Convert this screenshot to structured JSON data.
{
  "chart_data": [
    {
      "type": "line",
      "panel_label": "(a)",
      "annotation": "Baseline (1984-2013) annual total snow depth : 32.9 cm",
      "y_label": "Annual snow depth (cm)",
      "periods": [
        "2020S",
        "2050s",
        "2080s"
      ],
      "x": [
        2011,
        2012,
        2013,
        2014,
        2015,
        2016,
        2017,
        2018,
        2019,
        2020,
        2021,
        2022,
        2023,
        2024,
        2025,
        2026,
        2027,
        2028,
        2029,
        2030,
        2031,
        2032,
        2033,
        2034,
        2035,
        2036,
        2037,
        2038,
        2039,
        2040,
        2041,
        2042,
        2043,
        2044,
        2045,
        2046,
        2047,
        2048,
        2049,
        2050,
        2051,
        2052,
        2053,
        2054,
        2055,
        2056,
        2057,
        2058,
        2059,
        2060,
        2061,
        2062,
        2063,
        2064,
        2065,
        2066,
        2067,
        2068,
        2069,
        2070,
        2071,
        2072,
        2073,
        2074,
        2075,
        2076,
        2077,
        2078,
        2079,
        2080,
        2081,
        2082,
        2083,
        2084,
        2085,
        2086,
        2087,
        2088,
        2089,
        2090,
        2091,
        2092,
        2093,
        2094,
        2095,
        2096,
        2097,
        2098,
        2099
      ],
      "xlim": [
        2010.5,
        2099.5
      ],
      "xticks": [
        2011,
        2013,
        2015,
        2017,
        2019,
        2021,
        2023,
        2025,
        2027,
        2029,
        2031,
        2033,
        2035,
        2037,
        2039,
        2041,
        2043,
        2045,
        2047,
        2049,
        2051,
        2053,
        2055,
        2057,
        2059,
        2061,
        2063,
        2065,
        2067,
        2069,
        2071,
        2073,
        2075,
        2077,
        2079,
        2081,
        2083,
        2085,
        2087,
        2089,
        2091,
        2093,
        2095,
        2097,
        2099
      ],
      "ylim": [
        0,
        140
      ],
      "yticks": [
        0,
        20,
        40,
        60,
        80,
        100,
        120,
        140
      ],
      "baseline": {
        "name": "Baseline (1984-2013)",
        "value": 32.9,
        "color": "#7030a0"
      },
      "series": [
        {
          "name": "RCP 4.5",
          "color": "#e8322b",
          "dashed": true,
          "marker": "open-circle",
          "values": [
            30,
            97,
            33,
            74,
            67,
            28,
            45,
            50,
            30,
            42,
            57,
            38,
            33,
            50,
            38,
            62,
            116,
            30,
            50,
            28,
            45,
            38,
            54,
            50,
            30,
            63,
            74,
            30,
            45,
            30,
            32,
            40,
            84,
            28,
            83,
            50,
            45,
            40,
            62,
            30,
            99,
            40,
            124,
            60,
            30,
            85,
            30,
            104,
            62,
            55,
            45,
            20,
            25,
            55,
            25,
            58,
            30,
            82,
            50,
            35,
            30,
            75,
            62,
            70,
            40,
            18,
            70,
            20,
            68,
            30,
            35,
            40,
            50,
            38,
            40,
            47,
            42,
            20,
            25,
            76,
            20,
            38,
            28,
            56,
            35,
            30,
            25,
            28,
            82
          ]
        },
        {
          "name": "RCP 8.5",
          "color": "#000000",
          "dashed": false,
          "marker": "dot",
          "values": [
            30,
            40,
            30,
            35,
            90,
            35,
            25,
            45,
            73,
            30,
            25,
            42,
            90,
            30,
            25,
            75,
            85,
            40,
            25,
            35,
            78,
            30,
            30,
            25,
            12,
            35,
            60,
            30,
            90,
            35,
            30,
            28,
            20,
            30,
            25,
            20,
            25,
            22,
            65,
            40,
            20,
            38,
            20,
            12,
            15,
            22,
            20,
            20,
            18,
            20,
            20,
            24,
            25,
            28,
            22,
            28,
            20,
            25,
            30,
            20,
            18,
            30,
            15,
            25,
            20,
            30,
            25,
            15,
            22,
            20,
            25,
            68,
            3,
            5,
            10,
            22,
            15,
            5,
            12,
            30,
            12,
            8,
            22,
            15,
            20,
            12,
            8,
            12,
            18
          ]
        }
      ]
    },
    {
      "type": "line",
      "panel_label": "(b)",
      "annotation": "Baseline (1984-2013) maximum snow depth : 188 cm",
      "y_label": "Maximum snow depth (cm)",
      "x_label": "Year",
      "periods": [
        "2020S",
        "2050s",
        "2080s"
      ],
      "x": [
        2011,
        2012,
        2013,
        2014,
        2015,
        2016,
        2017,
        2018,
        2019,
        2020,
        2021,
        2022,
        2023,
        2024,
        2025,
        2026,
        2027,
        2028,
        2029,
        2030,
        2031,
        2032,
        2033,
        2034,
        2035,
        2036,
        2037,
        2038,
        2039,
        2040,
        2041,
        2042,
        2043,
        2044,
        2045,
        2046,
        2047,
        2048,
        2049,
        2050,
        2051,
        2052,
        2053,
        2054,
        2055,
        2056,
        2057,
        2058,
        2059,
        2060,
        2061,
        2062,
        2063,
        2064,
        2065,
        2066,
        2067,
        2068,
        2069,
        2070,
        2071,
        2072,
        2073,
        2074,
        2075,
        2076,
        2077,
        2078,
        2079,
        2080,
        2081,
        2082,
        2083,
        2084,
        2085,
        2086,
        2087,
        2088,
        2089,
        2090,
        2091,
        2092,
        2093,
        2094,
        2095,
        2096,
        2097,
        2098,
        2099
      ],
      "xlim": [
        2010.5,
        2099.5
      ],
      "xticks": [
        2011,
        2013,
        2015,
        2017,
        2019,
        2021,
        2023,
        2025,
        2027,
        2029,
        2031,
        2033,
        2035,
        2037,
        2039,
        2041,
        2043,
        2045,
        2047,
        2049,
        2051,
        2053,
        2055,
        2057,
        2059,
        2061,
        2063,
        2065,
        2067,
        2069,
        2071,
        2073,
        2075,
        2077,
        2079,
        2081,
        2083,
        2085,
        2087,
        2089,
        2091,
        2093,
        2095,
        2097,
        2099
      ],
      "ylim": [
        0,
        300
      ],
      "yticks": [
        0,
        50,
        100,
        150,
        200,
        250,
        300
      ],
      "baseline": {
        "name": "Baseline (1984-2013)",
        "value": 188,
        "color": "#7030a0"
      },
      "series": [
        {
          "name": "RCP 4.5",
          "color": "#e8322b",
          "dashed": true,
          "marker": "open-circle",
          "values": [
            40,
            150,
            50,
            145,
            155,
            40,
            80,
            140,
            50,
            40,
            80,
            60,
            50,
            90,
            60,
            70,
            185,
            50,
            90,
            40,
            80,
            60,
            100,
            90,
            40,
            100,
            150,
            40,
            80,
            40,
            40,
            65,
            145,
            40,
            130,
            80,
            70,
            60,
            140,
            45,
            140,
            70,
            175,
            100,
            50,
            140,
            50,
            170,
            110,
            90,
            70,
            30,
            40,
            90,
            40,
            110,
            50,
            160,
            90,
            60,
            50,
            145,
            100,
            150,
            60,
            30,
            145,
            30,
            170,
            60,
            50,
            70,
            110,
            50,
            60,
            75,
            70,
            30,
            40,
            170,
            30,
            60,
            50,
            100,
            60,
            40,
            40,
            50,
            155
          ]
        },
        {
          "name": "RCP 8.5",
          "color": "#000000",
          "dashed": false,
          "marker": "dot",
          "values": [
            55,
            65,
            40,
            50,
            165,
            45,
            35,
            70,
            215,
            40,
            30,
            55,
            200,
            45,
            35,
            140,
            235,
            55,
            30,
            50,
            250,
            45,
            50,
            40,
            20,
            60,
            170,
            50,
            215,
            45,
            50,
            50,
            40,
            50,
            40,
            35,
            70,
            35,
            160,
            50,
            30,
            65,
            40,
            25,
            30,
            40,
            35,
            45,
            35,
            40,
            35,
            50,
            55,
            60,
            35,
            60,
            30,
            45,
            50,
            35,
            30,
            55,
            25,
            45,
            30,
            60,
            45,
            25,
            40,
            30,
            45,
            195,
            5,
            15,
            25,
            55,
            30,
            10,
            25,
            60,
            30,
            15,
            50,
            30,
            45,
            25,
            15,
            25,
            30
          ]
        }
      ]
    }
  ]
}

=-=-=-=-=

**Problem to work on**
Give back only a number, the number of lines where the string "depth" occurs.

**Result for this task**
4